> WHAT NEEDS TO BE DONE
Print the listing that follows, character for character.
= = = =
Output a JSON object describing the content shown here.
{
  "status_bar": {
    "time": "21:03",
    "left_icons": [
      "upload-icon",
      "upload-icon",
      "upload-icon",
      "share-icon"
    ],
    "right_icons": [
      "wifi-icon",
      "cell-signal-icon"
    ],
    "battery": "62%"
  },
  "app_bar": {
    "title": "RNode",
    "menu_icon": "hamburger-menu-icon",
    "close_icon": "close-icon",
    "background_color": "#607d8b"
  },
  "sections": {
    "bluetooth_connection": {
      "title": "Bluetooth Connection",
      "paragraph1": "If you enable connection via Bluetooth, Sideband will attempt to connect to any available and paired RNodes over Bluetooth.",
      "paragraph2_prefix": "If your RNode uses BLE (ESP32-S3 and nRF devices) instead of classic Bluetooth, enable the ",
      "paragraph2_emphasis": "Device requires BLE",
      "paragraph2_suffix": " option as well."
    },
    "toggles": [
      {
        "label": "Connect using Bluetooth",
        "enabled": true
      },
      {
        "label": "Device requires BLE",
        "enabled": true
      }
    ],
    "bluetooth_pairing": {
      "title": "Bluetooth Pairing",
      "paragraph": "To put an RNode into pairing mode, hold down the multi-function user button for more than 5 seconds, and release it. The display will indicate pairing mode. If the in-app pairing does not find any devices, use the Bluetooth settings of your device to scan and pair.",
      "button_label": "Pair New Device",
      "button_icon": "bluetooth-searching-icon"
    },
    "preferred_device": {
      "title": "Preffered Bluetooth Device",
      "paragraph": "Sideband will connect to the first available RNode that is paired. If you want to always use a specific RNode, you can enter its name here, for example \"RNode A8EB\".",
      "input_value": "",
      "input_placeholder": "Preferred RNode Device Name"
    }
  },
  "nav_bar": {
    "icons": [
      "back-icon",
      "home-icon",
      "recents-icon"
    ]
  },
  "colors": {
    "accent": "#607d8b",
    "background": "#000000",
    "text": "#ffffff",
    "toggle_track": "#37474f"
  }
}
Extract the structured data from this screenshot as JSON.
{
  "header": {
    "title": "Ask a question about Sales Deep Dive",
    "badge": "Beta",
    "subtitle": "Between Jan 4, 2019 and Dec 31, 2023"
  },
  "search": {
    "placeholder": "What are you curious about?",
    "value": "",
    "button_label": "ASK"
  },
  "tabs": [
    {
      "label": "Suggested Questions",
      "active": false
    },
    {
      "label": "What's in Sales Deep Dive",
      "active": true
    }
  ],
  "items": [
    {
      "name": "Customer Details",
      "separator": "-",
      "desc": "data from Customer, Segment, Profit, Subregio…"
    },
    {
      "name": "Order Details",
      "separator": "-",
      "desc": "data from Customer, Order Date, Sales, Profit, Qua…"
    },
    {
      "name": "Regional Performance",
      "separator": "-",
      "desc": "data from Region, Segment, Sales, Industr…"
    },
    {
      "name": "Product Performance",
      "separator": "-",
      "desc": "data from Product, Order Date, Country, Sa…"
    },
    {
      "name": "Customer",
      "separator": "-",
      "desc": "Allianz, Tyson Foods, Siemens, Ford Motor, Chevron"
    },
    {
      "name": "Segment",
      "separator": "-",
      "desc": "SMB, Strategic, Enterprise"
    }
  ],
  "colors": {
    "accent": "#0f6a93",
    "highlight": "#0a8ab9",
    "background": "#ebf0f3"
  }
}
= = = =
> FINAL ANSWER
Output a JSON object describing the content shown here.
{
  "status_bar": {
    "time": "21:03",
    "left_icons": [
      "upload-icon",
      "upload-icon",
      "upload-icon",
      "share-icon"
    ],
    "right_icons": [
      "wifi-icon",
      "cell-signal-icon"
    ],
    "battery": "62%"
  },
  "app_bar": {
    "title": "RNode",
    "menu_icon": "hamburger-menu-icon",
    "close_icon": "close-icon",
    "background_color": "#607d8b"
  },
  "sections": {
    "bluetooth_connection": {
      "title": "Bluetooth Connection",
      "paragraph1": "If you enable connection via Bluetooth, Sideband will attempt to connect to any available and paired RNodes over Bluetooth.",
      "paragraph2_prefix": "If your RNode uses BLE (ESP32-S3 and nRF devices) instead of classic Bluetooth, enable the ",
      "paragraph2_emphasis": "Device requires BLE",
      "paragraph2_suffix": " option as well."
    },
    "toggles": [
      {
        "label": "Connect using Bluetooth",
        "enabled": true
      },
      {
        "label": "Device requires BLE",
        "enabled": true
      }
    ],
    "bluetooth_pairing": {
      "title": "Bluetooth Pairing",
      "paragraph": "To put an RNode into pairing mode, hold down the multi-function user button for more than 5 seconds, and release it. The display will indicate pairing mode. If the in-app pairing does not find any devices, use the Bluetooth settings of your device to scan and pair.",
      "button_label": "Pair New Device",
      "button_icon": "bluetooth-searching-icon"
    },
    "preferred_device": {
      "title": "Preffered Bluetooth Device",
      "paragraph": "Sideband will connect to the first available RNode that is paired. If you want to always use a specific RNode, you can enter its name here, for example \"RNode A8EB\".",
      "input_value": "",
      "input_placeholder": "Preferred RNode Device Name"
    }
  },
  "nav_bar": {
    "icons": [
      "back-icon",
      "home-icon",
      "recents-icon"
    ]
  },
  "colors": {
    "accent": "#607d8b",
    "background": "#000000",
    "text": "#ffffff",
    "toggle_track": "#37474f"
  }
}
Extract the structured data from this screenshot as JSON.
{
  "header": {
    "title": "Ask a question about Sales Deep Dive",
    "badge": "Beta",
    "subtitle": "Between Jan 4, 2019 and Dec 31, 2023"
  },
  "search": {
    "placeholder": "What are you curious about?",
    "value": "",
    "button_label": "ASK"
  },
  "tabs": [
    {
      "label": "Suggested Questions",
      "active": false
    },
    {
      "label": "What's in Sales Deep Dive",
      "active": true
    }
  ],
  "items": [
    {
      "name": "Customer Details",
      "separator": "-",
      "desc": "data from Customer, Segment, Profit, Subregio…"
    },
    {
      "name": "Order Details",
      "separator": "-",
      "desc": "data from Customer, Order Date, Sales, Profit, Qua…"
    },
    {
      "name": "Regional Performance",
      "separator": "-",
      "desc": "data from Region, Segment, Sales, Industr…"
    },
    {
      "name": "Product Performance",
      "separator": "-",
      "desc": "data from Product, Order Date, Country, Sa…"
    },
    {
      "name": "Customer",
      "separator": "-",
      "desc": "Allianz, Tyson Foods, Siemens, Ford Motor, Chevron"
    },
    {
      "name": "Segment",
      "separator": "-",
      "desc": "SMB, Strategic, Enterprise"
    }
  ],
  "colors": {
    "accent": "#0f6a93",
    "highlight": "#0a8ab9",
    "background": "#ebf0f3"
  }
}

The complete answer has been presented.